- _SHORT PROBLEM_
Go through the listing and return every line with "right" in it.

Extracted records:
• • • • •

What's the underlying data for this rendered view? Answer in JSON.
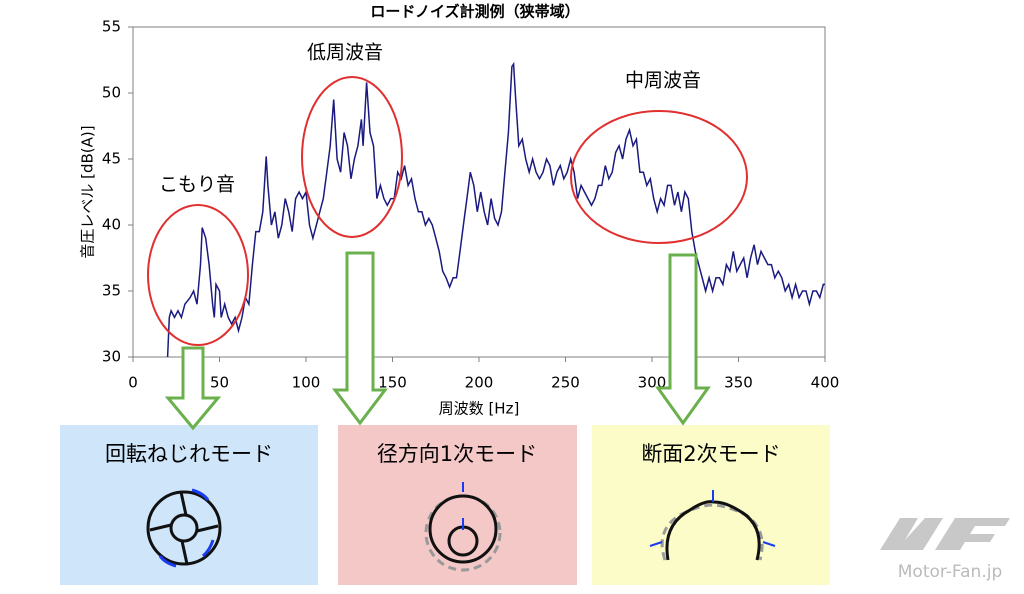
{
  "chart_data": {
    "type": "line",
    "title": "ロードノイズ計測例（狭帯域）",
    "x_label": "周波数 [Hz]",
    "y_label": "音圧レベル [dB(A)]",
    "xlim": [
      0,
      400
    ],
    "xticks": [
      0,
      50,
      100,
      150,
      200,
      250,
      300,
      350,
      400
    ],
    "ylim": [
      30,
      55
    ],
    "yticks": [
      30,
      35,
      40,
      45,
      50,
      55
    ],
    "grid": false,
    "x": [
      20,
      21,
      22,
      24,
      26,
      28,
      30,
      33,
      35,
      37,
      39,
      40,
      42,
      44,
      46,
      47,
      48,
      50,
      51,
      53,
      55,
      57,
      59,
      61,
      63,
      65,
      67,
      69,
      71,
      73,
      75,
      77,
      78,
      80,
      82,
      84,
      86,
      88,
      90,
      92,
      94,
      96,
      98,
      100,
      102,
      104,
      106,
      108,
      110,
      112,
      114,
      116,
      118,
      120,
      122,
      124,
      126,
      128,
      130,
      132,
      133,
      135,
      137,
      139,
      141,
      143,
      145,
      147,
      149,
      151,
      153,
      155,
      157,
      159,
      161,
      163,
      165,
      167,
      169,
      171,
      173,
      175,
      177,
      179,
      181,
      183,
      185,
      187,
      189,
      191,
      193,
      195,
      197,
      199,
      201,
      203,
      205,
      207,
      209,
      211,
      213,
      215,
      217,
      219,
      220,
      221,
      223,
      225,
      227,
      229,
      231,
      233,
      235,
      237,
      239,
      241,
      243,
      245,
      247,
      249,
      251,
      253,
      255,
      257,
      259,
      261,
      263,
      265,
      267,
      269,
      271,
      273,
      275,
      277,
      279,
      281,
      283,
      285,
      287,
      289,
      291,
      293,
      295,
      297,
      299,
      301,
      303,
      305,
      307,
      309,
      311,
      313,
      315,
      317,
      319,
      321,
      323,
      325,
      327,
      329,
      331,
      333,
      335,
      337,
      339,
      341,
      343,
      345,
      347,
      349,
      351,
      353,
      355,
      357,
      359,
      361,
      363,
      365,
      367,
      369,
      371,
      373,
      375,
      377,
      379,
      381,
      383,
      385,
      387,
      389,
      391,
      393,
      395,
      397,
      399,
      400
    ],
    "series": [
      {
        "name": "音圧レベル",
        "color": "#1a1a80",
        "values": [
          30,
          33,
          33.5,
          33,
          33.5,
          33,
          34,
          34.5,
          35,
          34,
          37,
          39.8,
          39,
          37,
          34,
          33,
          35.5,
          35,
          33,
          34,
          33,
          32.5,
          33,
          32,
          33,
          34.5,
          34,
          37,
          39.5,
          39.5,
          41,
          45.2,
          43,
          40,
          41,
          39,
          40,
          42,
          41,
          39.5,
          42,
          42.5,
          42,
          42.5,
          40,
          39,
          40,
          41,
          42,
          44,
          46,
          49.5,
          45,
          44,
          47,
          46,
          43.5,
          45,
          46,
          48,
          46,
          50.8,
          47,
          46,
          42,
          43,
          42,
          41.5,
          42,
          42,
          44,
          43.5,
          44.5,
          43,
          43.5,
          42,
          41,
          41,
          40,
          40.5,
          40,
          39,
          38,
          36.5,
          36,
          35.3,
          36,
          36,
          38,
          40,
          42,
          44,
          43,
          41,
          42.5,
          41,
          40,
          42,
          40.5,
          40,
          41,
          44,
          47,
          52,
          52.2,
          50,
          46,
          46.5,
          45,
          44,
          45,
          44,
          43.5,
          44,
          45,
          44.5,
          43,
          44,
          44.5,
          43.5,
          44,
          45,
          44,
          42,
          43,
          42.5,
          42,
          41.5,
          42,
          43,
          43,
          44.5,
          43.5,
          44,
          45.5,
          46,
          45,
          46.5,
          47.2,
          46,
          46.5,
          44,
          44,
          43,
          43.5,
          42,
          41,
          42,
          41.5,
          43,
          43,
          41.5,
          42.5,
          41,
          42.5,
          42,
          39.5,
          38,
          37,
          36,
          35,
          36,
          35,
          36,
          36,
          35.5,
          37,
          36.5,
          38,
          36.5,
          37,
          37.5,
          36,
          37.5,
          38.5,
          37,
          38,
          37.5,
          37,
          37,
          36,
          36.5,
          36,
          35,
          35.5,
          34.5,
          35.5,
          34.5,
          35,
          35,
          34,
          35,
          35,
          34.5,
          35.5,
          35.5
        ]
      }
    ],
    "annotations": [
      "こもり音",
      "低周波音",
      "中周波音"
    ]
  },
  "modes": [
    "回転ねじれモード",
    "径方向1次モード",
    "断面2次モード"
  ],
  "watermark": "Motor-Fan.jp"
}
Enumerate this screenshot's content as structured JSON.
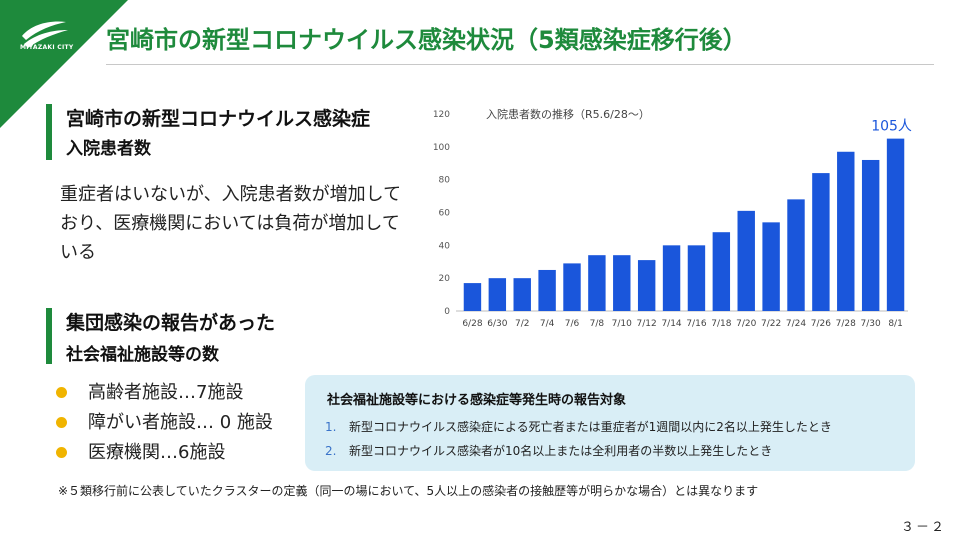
{
  "header": {
    "logo_text": "MIYAZAKI CITY",
    "title": "宮崎市の新型コロナウイルス感染状況（5類感染症移行後）"
  },
  "section_inpatient": {
    "title_line1": "宮崎市の新型コロナウイルス感染症",
    "title_line2": "入院患者数",
    "body": "重症者はいないが、入院患者数が増加しており、医療機関においては負荷が増加している"
  },
  "section_cluster": {
    "title_line1": "集団感染の報告があった",
    "title_line2": "社会福祉施設等の数",
    "items": [
      "高齢者施設…7施設",
      "障がい者施設… 0 施設",
      "医療機関…6施設"
    ]
  },
  "criteria": {
    "title": "社会福祉施設等における感染症等発生時の報告対象",
    "items": [
      {
        "num": "1.",
        "text": "新型コロナウイルス感染症による死亡者または重症者が1週間以内に2名以上発生したとき"
      },
      {
        "num": "2.",
        "text": "新型コロナウイルス感染者が10名以上または全利用者の半数以上発生したとき"
      }
    ]
  },
  "footnote": "※５類移行前に公表していたクラスターの定義（同一の場において、5人以上の感染者の接触歴等が明らかな場合）とは異なります",
  "page_number": "３－２",
  "colors": {
    "brand_green": "#1e8a3c",
    "bar_blue": "#1a56db",
    "bullet_yellow": "#f0b400",
    "panel_blue": "#d9eef6"
  },
  "chart_data": {
    "type": "bar",
    "title": "入院患者数の推移（R5.6/28～）",
    "categories": [
      "6/28",
      "6/30",
      "7/2",
      "7/4",
      "7/6",
      "7/8",
      "7/10",
      "7/12",
      "7/14",
      "7/16",
      "7/18",
      "7/20",
      "7/22",
      "7/24",
      "7/26",
      "7/28",
      "7/30",
      "8/1"
    ],
    "values": [
      17,
      20,
      20,
      25,
      29,
      34,
      34,
      31,
      40,
      40,
      48,
      61,
      54,
      68,
      84,
      97,
      92,
      105
    ],
    "ylim": [
      0,
      120
    ],
    "yticks": [
      0,
      20,
      40,
      60,
      80,
      100,
      120
    ],
    "grid": false,
    "annotation": {
      "category": "8/1",
      "text": "105人"
    }
  }
}
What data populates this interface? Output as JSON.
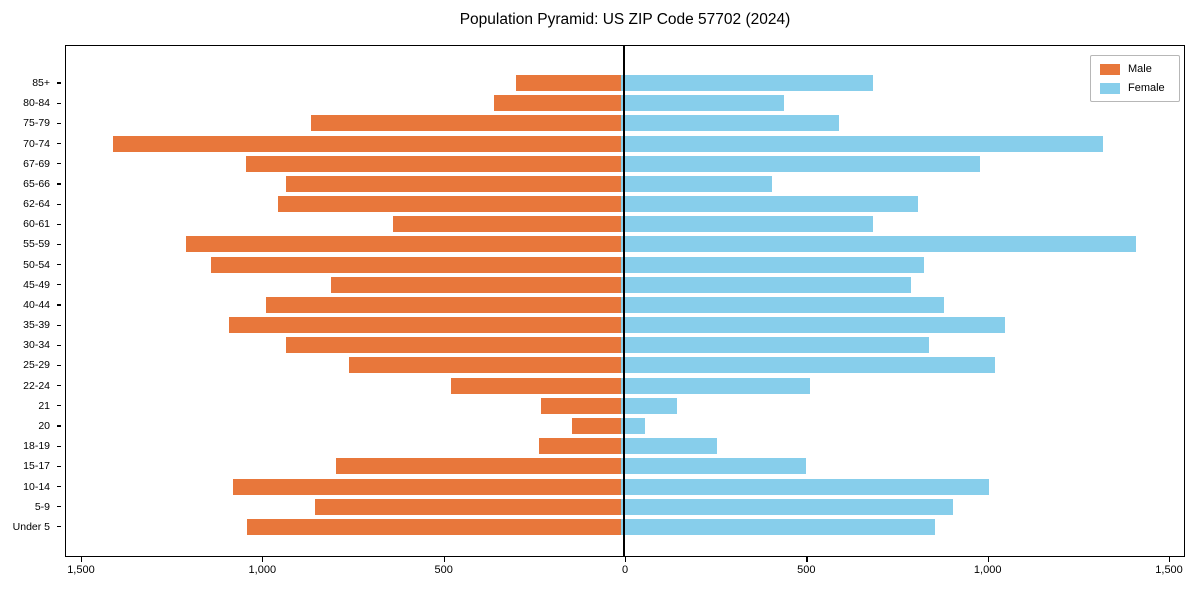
{
  "title": "Population Pyramid: US ZIP Code 57702 (2024)",
  "legend": {
    "male": "Male",
    "female": "Female"
  },
  "colors": {
    "male": "#E8773B",
    "female": "#87CEEB",
    "axis": "#000000",
    "background": "#ffffff"
  },
  "chart_data": {
    "type": "bar",
    "subtype": "population-pyramid",
    "title": "Population Pyramid: US ZIP Code 57702 (2024)",
    "xlabel": "",
    "ylabel": "",
    "grid": false,
    "legend_position": "upper right",
    "xlim": [
      -1544,
      1544
    ],
    "x_ticks": [
      -1500,
      -1000,
      -500,
      0,
      500,
      1000,
      1500
    ],
    "x_tick_labels": [
      "1,500",
      "1,000",
      "500",
      "0",
      "500",
      "1,000",
      "1,500"
    ],
    "categories_top_to_bottom": [
      "85+",
      "80-84",
      "75-79",
      "70-74",
      "67-69",
      "65-66",
      "62-64",
      "60-61",
      "55-59",
      "50-54",
      "45-49",
      "40-44",
      "35-39",
      "30-34",
      "25-29",
      "22-24",
      "21",
      "20",
      "18-19",
      "15-17",
      "10-14",
      "5-9",
      "Under 5"
    ],
    "series": [
      {
        "name": "Male",
        "side": "left",
        "color": "#E8773B",
        "values": [
          290,
          350,
          855,
          1400,
          1035,
          925,
          945,
          630,
          1200,
          1130,
          800,
          980,
          1080,
          925,
          750,
          470,
          220,
          135,
          225,
          785,
          1070,
          845,
          1030
        ]
      },
      {
        "name": "Female",
        "side": "right",
        "color": "#87CEEB",
        "values": [
          695,
          450,
          600,
          1330,
          990,
          415,
          820,
          695,
          1420,
          835,
          800,
          890,
          1060,
          850,
          1030,
          520,
          155,
          65,
          265,
          510,
          1015,
          915,
          865
        ]
      }
    ]
  }
}
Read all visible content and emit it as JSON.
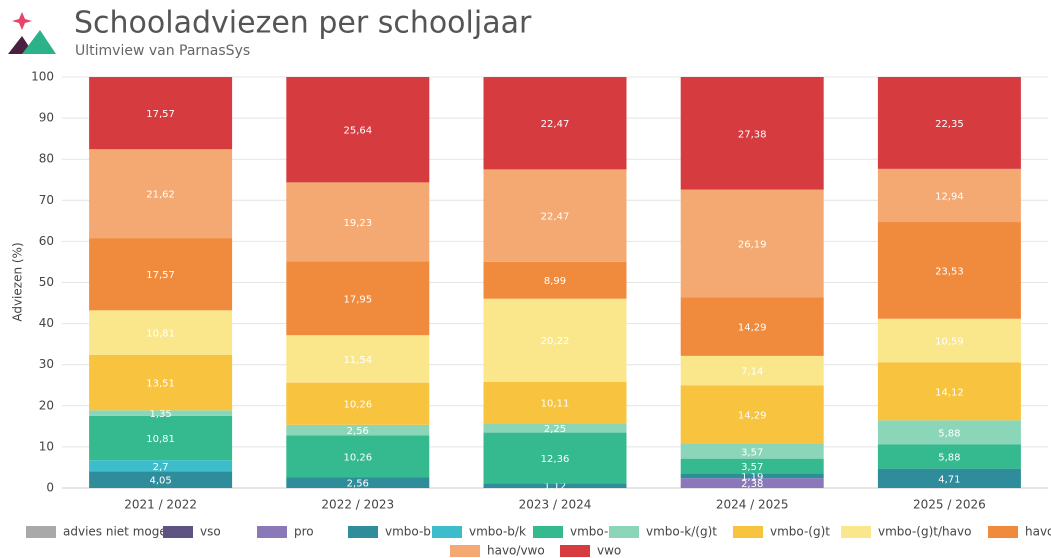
{
  "chart_data": {
    "type": "stacked_bar",
    "title": "Schooladviezen per schooljaar",
    "subtitle": "Ultimview van ParnasSys",
    "y_label": "Adviezen (%)",
    "categories": [
      "2021 / 2022",
      "2022 / 2023",
      "2023 / 2024",
      "2024 / 2025",
      "2025 / 2026"
    ],
    "ylim": [
      0,
      100
    ],
    "yticks": [
      0,
      10,
      20,
      30,
      40,
      50,
      60,
      70,
      80,
      90,
      100
    ],
    "grid": true,
    "legend": "bottom",
    "series": [
      {
        "name": "advies niet mogelijk",
        "color": "#a9a9a9",
        "values": [
          null,
          null,
          null,
          null,
          null
        ],
        "value_labels": [
          null,
          null,
          null,
          null,
          null
        ]
      },
      {
        "name": "vso",
        "color": "#5e5382",
        "values": [
          null,
          null,
          null,
          null,
          null
        ],
        "value_labels": [
          null,
          null,
          null,
          null,
          null
        ]
      },
      {
        "name": "pro",
        "color": "#8a78b8",
        "values": [
          null,
          null,
          null,
          2.38,
          null
        ],
        "value_labels": [
          null,
          null,
          null,
          "2,38",
          null
        ]
      },
      {
        "name": "vmbo-b",
        "color": "#2f8c9b",
        "values": [
          4.05,
          2.56,
          1.12,
          1.19,
          4.71
        ],
        "value_labels": [
          "4,05",
          "2,56",
          "1,12",
          "1,19",
          "4,71"
        ]
      },
      {
        "name": "vmbo-b/k",
        "color": "#3dbdcb",
        "values": [
          2.7,
          null,
          null,
          null,
          null
        ],
        "value_labels": [
          "2,7",
          null,
          null,
          null,
          null
        ]
      },
      {
        "name": "vmbo-k",
        "color": "#35b98e",
        "values": [
          10.81,
          10.26,
          12.36,
          3.57,
          5.88
        ],
        "value_labels": [
          "10,81",
          "10,26",
          "12,36",
          "3,57",
          "5,88"
        ]
      },
      {
        "name": "vmbo-k/(g)t",
        "color": "#8bd5b8",
        "values": [
          1.35,
          2.56,
          2.25,
          3.57,
          5.88
        ],
        "value_labels": [
          "1,35",
          "2,56",
          "2,25",
          "3,57",
          "5,88"
        ]
      },
      {
        "name": "vmbo-(g)t",
        "color": "#f8c33e",
        "values": [
          13.51,
          10.26,
          10.11,
          14.29,
          14.12
        ],
        "value_labels": [
          "13,51",
          "10,26",
          "10,11",
          "14,29",
          "14,12"
        ]
      },
      {
        "name": "vmbo-(g)t/havo",
        "color": "#fae78c",
        "values": [
          10.81,
          11.54,
          20.22,
          7.14,
          10.59
        ],
        "value_labels": [
          "10,81",
          "11,54",
          "20,22",
          "7,14",
          "10,59"
        ]
      },
      {
        "name": "havo",
        "color": "#f08b3d",
        "values": [
          17.57,
          17.95,
          8.99,
          14.29,
          23.53
        ],
        "value_labels": [
          "17,57",
          "17,95",
          "8,99",
          "14,29",
          "23,53"
        ]
      },
      {
        "name": "havo/vwo",
        "color": "#f4a972",
        "values": [
          21.62,
          19.23,
          22.47,
          26.19,
          12.94
        ],
        "value_labels": [
          "21,62",
          "19,23",
          "22,47",
          "26,19",
          "12,94"
        ]
      },
      {
        "name": "vwo",
        "color": "#d63b3f",
        "values": [
          17.57,
          25.64,
          22.47,
          27.38,
          22.35
        ],
        "value_labels": [
          "17,57",
          "25,64",
          "22,47",
          "27,38",
          "22,35"
        ]
      }
    ]
  }
}
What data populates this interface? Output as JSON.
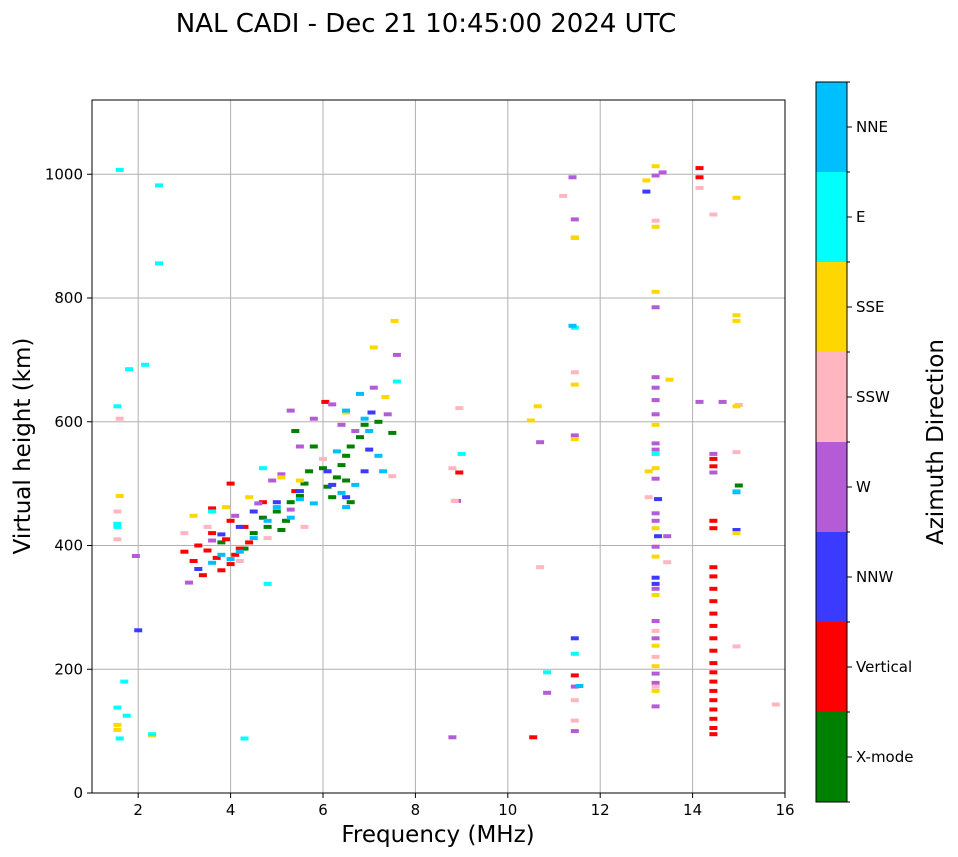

• • • • •

- _TASK OUTPUT_
    "legend_position": "upper right",
        "side": "right",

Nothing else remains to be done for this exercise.